- Required work:
Count how many lines below include the string "fuel", and give that number without anything else.

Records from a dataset

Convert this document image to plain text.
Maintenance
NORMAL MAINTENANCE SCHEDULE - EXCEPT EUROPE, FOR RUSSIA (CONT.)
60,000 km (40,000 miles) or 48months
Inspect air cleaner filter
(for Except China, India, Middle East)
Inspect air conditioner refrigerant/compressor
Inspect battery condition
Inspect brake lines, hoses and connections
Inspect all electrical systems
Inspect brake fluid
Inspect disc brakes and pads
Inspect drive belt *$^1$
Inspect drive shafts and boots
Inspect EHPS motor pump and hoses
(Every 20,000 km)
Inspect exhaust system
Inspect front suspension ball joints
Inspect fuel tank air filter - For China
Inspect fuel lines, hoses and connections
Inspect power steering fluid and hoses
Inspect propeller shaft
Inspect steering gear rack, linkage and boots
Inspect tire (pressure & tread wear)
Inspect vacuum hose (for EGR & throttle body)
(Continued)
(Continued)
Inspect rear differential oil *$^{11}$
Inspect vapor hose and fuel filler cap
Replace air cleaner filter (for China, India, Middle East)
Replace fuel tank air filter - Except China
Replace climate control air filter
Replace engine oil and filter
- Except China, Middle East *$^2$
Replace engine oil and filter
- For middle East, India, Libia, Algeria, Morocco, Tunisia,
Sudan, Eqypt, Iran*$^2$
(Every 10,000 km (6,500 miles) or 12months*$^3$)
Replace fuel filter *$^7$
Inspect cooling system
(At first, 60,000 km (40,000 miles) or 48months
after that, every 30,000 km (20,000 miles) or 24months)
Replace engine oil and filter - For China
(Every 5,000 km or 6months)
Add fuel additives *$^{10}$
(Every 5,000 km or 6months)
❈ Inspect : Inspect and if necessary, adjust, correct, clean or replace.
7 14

- The solution:
6